• Problem to solve: Copy each line of the data below exactly, leaving out pictures.

• Extracted data:

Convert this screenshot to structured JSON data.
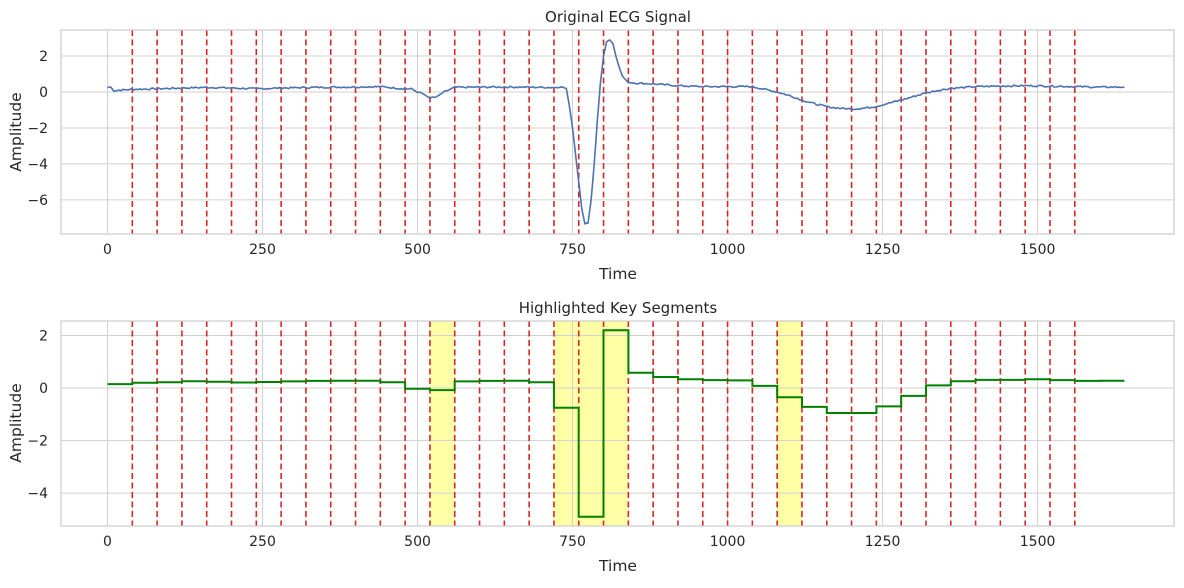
{
  "colors": {
    "ecg_line": "#4c72b0",
    "segment_line": "#008000",
    "boundary_line": "#d62728",
    "highlight_fill": "#ffff80",
    "grid": "#d0d0d0",
    "frame": "#cccccc",
    "text": "#262626"
  },
  "chart_data": [
    {
      "type": "line",
      "title": "Original ECG Signal",
      "xlabel": "Time",
      "ylabel": "Amplitude",
      "xlim": [
        -75,
        1720
      ],
      "ylim": [
        -7.9,
        3.45
      ],
      "xticks": [
        0,
        250,
        500,
        750,
        1000,
        1250,
        1500
      ],
      "yticks": [
        -6,
        -4,
        -2,
        0,
        2
      ],
      "ytick_labels": [
        "−6",
        "−4",
        "−2",
        "0",
        "2"
      ],
      "grid": true,
      "boundary_lines": [
        40,
        80,
        120,
        160,
        200,
        240,
        280,
        320,
        360,
        400,
        440,
        480,
        520,
        560,
        600,
        640,
        680,
        720,
        760,
        800,
        840,
        880,
        920,
        960,
        1000,
        1040,
        1080,
        1120,
        1160,
        1200,
        1240,
        1280,
        1320,
        1360,
        1400,
        1440,
        1480,
        1520,
        1560
      ],
      "series": [
        {
          "x": [
            0,
            5,
            10,
            40,
            80,
            120,
            160,
            200,
            240,
            280,
            320,
            360,
            400,
            440,
            470,
            490,
            500,
            510,
            520,
            530,
            540,
            560,
            600,
            640,
            680,
            720,
            730,
            740,
            745,
            750,
            755,
            760,
            765,
            770,
            775,
            780,
            785,
            790,
            795,
            800,
            805,
            810,
            815,
            820,
            825,
            830,
            835,
            840,
            850,
            880,
            920,
            960,
            1000,
            1040,
            1060,
            1080,
            1100,
            1120,
            1140,
            1160,
            1180,
            1200,
            1220,
            1240,
            1260,
            1280,
            1300,
            1320,
            1340,
            1360,
            1400,
            1440,
            1480,
            1520,
            1560,
            1600,
            1640
          ],
          "values": [
            0.25,
            0.28,
            0.08,
            0.15,
            0.18,
            0.22,
            0.26,
            0.22,
            0.18,
            0.22,
            0.25,
            0.27,
            0.28,
            0.3,
            0.2,
            0.17,
            0.0,
            -0.12,
            -0.35,
            -0.28,
            -0.05,
            0.26,
            0.27,
            0.28,
            0.27,
            0.25,
            0.3,
            0.2,
            -0.8,
            -2.0,
            -3.5,
            -5.0,
            -6.5,
            -7.35,
            -7.3,
            -6.0,
            -4.0,
            -1.6,
            0.5,
            2.0,
            2.8,
            2.9,
            2.7,
            2.0,
            1.4,
            0.9,
            0.7,
            0.55,
            0.5,
            0.45,
            0.35,
            0.3,
            0.3,
            0.3,
            0.15,
            0.0,
            -0.2,
            -0.45,
            -0.65,
            -0.82,
            -0.9,
            -0.95,
            -0.9,
            -0.8,
            -0.62,
            -0.45,
            -0.25,
            -0.05,
            0.1,
            0.2,
            0.3,
            0.33,
            0.35,
            0.33,
            0.3,
            0.27,
            0.28
          ]
        }
      ]
    },
    {
      "type": "line",
      "title": "Highlighted Key Segments",
      "xlabel": "Time",
      "ylabel": "Amplitude",
      "xlim": [
        -75,
        1720
      ],
      "ylim": [
        -5.25,
        2.55
      ],
      "xticks": [
        0,
        250,
        500,
        750,
        1000,
        1250,
        1500
      ],
      "yticks": [
        -4,
        -2,
        0,
        2
      ],
      "ytick_labels": [
        "−4",
        "−2",
        "0",
        "2"
      ],
      "grid": true,
      "boundary_lines": [
        40,
        80,
        120,
        160,
        200,
        240,
        280,
        320,
        360,
        400,
        440,
        480,
        520,
        560,
        600,
        640,
        680,
        720,
        760,
        800,
        840,
        880,
        920,
        960,
        1000,
        1040,
        1080,
        1120,
        1160,
        1200,
        1240,
        1280,
        1320,
        1360,
        1400,
        1440,
        1480,
        1520,
        1560
      ],
      "highlighted_segments": [
        [
          520,
          560
        ],
        [
          720,
          840
        ],
        [
          1080,
          1120
        ]
      ],
      "series": [
        {
          "segment_starts": [
            0,
            40,
            80,
            120,
            160,
            200,
            240,
            280,
            320,
            360,
            400,
            440,
            480,
            520,
            560,
            600,
            640,
            680,
            720,
            760,
            800,
            840,
            880,
            920,
            960,
            1000,
            1040,
            1080,
            1120,
            1160,
            1200,
            1240,
            1280,
            1320,
            1360,
            1400,
            1440,
            1480,
            1520,
            1560,
            1600
          ],
          "segment_end": 1640,
          "values": [
            0.15,
            0.2,
            0.22,
            0.26,
            0.24,
            0.21,
            0.23,
            0.25,
            0.27,
            0.28,
            0.28,
            0.22,
            -0.03,
            -0.08,
            0.25,
            0.27,
            0.28,
            0.22,
            -0.75,
            -4.9,
            2.2,
            0.58,
            0.42,
            0.33,
            0.3,
            0.29,
            0.08,
            -0.35,
            -0.72,
            -0.95,
            -0.95,
            -0.7,
            -0.3,
            0.1,
            0.26,
            0.31,
            0.31,
            0.33,
            0.3,
            0.27,
            0.28
          ]
        }
      ]
    }
  ]
}
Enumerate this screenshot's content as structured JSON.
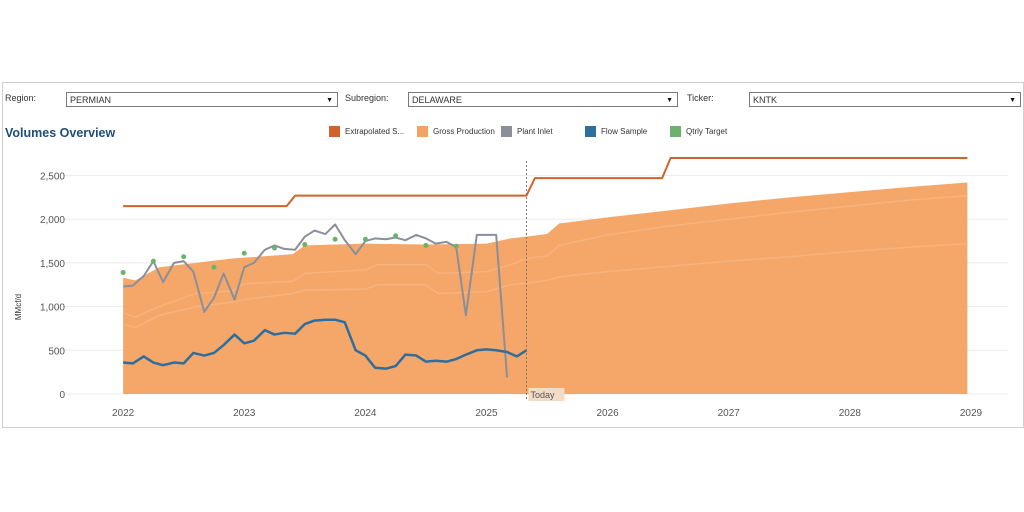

• The solution:
Convert this screenshot to structured JSON data.
{
  "colors": {
    "ecg_line": "#4c72b0",
    "segment_line": "#008000",
    "boundary_line": "#d62728",
    "highlight_fill": "#ffff80",
    "grid": "#d0d0d0",
    "frame": "#cccccc",
    "text": "#262626"
  },
  "chart_data": [
    {
      "type": "line",
      "title": "Original ECG Signal",
      "xlabel": "Time",
      "ylabel": "Amplitude",
      "xlim": [
        -75,
        1720
      ],
      "ylim": [
        -7.9,
        3.45
      ],
      "xticks": [
        0,
        250,
        500,
        750,
        1000,
        1250,
        1500
      ],
      "yticks": [
        -6,
        -4,
        -2,
        0,
        2
      ],
      "ytick_labels": [
        "−6",
        "−4",
        "−2",
        "0",
        "2"
      ],
      "grid": true,
      "boundary_lines": [
        40,
        80,
        120,
        160,
        200,
        240,
        280,
        320,
        360,
        400,
        440,
        480,
        520,
        560,
        600,
        640,
        680,
        720,
        760,
        800,
        840,
        880,
        920,
        960,
        1000,
        1040,
        1080,
        1120,
        1160,
        1200,
        1240,
        1280,
        1320,
        1360,
        1400,
        1440,
        1480,
        1520,
        1560
      ],
      "series": [
        {
          "x": [
            0,
            5,
            10,
            40,
            80,
            120,
            160,
            200,
            240,
            280,
            320,
            360,
            400,
            440,
            470,
            490,
            500,
            510,
            520,
            530,
            540,
            560,
            600,
            640,
            680,
            720,
            730,
            740,
            745,
            750,
            755,
            760,
            765,
            770,
            775,
            780,
            785,
            790,
            795,
            800,
            805,
            810,
            815,
            820,
            825,
            830,
            835,
            840,
            850,
            880,
            920,
            960,
            1000,
            1040,
            1060,
            1080,
            1100,
            1120,
            1140,
            1160,
            1180,
            1200,
            1220,
            1240,
            1260,
            1280,
            1300,
            1320,
            1340,
            1360,
            1400,
            1440,
            1480,
            1520,
            1560,
            1600,
            1640
          ],
          "values": [
            0.25,
            0.28,
            0.08,
            0.15,
            0.18,
            0.22,
            0.26,
            0.22,
            0.18,
            0.22,
            0.25,
            0.27,
            0.28,
            0.3,
            0.2,
            0.17,
            0.0,
            -0.12,
            -0.35,
            -0.28,
            -0.05,
            0.26,
            0.27,
            0.28,
            0.27,
            0.25,
            0.3,
            0.2,
            -0.8,
            -2.0,
            -3.5,
            -5.0,
            -6.5,
            -7.35,
            -7.3,
            -6.0,
            -4.0,
            -1.6,
            0.5,
            2.0,
            2.8,
            2.9,
            2.7,
            2.0,
            1.4,
            0.9,
            0.7,
            0.55,
            0.5,
            0.45,
            0.35,
            0.3,
            0.3,
            0.3,
            0.15,
            0.0,
            -0.2,
            -0.45,
            -0.65,
            -0.82,
            -0.9,
            -0.95,
            -0.9,
            -0.8,
            -0.62,
            -0.45,
            -0.25,
            -0.05,
            0.1,
            0.2,
            0.3,
            0.33,
            0.35,
            0.33,
            0.3,
            0.27,
            0.28
          ]
        }
      ]
    },
    {
      "type": "line",
      "title": "Highlighted Key Segments",
      "xlabel": "Time",
      "ylabel": "Amplitude",
      "xlim": [
        -75,
        1720
      ],
      "ylim": [
        -5.25,
        2.55
      ],
      "xticks": [
        0,
        250,
        500,
        750,
        1000,
        1250,
        1500
      ],
      "yticks": [
        -4,
        -2,
        0,
        2
      ],
      "ytick_labels": [
        "−4",
        "−2",
        "0",
        "2"
      ],
      "grid": true,
      "boundary_lines": [
        40,
        80,
        120,
        160,
        200,
        240,
        280,
        320,
        360,
        400,
        440,
        480,
        520,
        560,
        600,
        640,
        680,
        720,
        760,
        800,
        840,
        880,
        920,
        960,
        1000,
        1040,
        1080,
        1120,
        1160,
        1200,
        1240,
        1280,
        1320,
        1360,
        1400,
        1440,
        1480,
        1520,
        1560
      ],
      "highlighted_segments": [
        [
          520,
          560
        ],
        [
          720,
          840
        ],
        [
          1080,
          1120
        ]
      ],
      "series": [
        {
          "segment_starts": [
            0,
            40,
            80,
            120,
            160,
            200,
            240,
            280,
            320,
            360,
            400,
            440,
            480,
            520,
            560,
            600,
            640,
            680,
            720,
            760,
            800,
            840,
            880,
            920,
            960,
            1000,
            1040,
            1080,
            1120,
            1160,
            1200,
            1240,
            1280,
            1320,
            1360,
            1400,
            1440,
            1480,
            1520,
            1560,
            1600
          ],
          "segment_end": 1640,
          "values": [
            0.15,
            0.2,
            0.22,
            0.26,
            0.24,
            0.21,
            0.23,
            0.25,
            0.27,
            0.28,
            0.28,
            0.22,
            -0.03,
            -0.08,
            0.25,
            0.27,
            0.28,
            0.22,
            -0.75,
            -4.9,
            2.2,
            0.58,
            0.42,
            0.33,
            0.3,
            0.29,
            0.08,
            -0.35,
            -0.72,
            -0.95,
            -0.95,
            -0.7,
            -0.3,
            0.1,
            0.26,
            0.31,
            0.31,
            0.33,
            0.3,
            0.27,
            0.28
          ]
        }
      ]
    }
  ]
}
Enumerate this screenshot's content as structured JSON.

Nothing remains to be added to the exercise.